▶ What is asked
Pick out every line in the data below that contains the string "serviceUrl".
◇ ◇ ◇
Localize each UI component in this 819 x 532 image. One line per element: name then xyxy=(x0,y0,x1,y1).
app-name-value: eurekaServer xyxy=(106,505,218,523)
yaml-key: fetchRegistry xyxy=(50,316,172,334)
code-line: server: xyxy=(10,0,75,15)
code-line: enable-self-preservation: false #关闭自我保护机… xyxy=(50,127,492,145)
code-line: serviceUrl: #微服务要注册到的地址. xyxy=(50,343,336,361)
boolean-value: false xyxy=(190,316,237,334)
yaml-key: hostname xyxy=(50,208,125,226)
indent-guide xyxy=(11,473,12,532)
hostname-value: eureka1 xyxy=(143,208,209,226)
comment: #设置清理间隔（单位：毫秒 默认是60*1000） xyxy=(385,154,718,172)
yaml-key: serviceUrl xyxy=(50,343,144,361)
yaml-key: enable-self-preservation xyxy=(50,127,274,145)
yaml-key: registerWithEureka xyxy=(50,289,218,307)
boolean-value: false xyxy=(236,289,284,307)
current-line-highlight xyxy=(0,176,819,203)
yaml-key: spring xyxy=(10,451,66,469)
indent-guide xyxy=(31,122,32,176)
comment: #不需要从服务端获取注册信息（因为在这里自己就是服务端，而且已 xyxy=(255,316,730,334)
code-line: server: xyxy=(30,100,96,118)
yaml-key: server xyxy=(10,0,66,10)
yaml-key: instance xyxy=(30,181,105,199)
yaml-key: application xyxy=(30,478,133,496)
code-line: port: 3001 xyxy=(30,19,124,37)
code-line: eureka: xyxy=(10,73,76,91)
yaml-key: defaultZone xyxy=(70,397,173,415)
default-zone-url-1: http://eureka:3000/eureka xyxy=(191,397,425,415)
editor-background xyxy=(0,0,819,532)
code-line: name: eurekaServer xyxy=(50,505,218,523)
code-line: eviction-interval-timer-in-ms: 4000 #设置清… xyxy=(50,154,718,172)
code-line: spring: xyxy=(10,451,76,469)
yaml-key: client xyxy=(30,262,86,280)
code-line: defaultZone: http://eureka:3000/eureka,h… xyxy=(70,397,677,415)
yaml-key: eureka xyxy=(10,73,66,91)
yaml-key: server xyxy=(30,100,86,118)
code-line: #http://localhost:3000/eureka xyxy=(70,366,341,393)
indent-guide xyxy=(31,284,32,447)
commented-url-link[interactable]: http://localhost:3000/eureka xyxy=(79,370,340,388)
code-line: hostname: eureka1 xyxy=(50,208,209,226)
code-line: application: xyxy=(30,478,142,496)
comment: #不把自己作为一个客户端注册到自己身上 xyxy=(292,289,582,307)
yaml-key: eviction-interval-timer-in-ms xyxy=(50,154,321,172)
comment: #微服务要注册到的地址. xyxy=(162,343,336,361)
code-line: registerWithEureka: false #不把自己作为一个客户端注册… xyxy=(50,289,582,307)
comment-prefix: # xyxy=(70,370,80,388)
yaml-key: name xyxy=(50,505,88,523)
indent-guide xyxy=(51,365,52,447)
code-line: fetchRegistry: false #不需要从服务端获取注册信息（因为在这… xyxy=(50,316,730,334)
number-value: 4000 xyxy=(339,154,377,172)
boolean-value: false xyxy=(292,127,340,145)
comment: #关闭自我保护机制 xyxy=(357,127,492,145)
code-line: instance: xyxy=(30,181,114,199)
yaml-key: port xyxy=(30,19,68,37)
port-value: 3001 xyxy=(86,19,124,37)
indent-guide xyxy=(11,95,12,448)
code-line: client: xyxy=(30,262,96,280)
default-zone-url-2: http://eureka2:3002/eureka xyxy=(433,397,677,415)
◇ ◇ ◇
▶ Response to this task
code-line: serviceUrl: #微服务要注册到的地址. xyxy=(50,343,336,361)
yaml-key: serviceUrl xyxy=(50,343,144,361)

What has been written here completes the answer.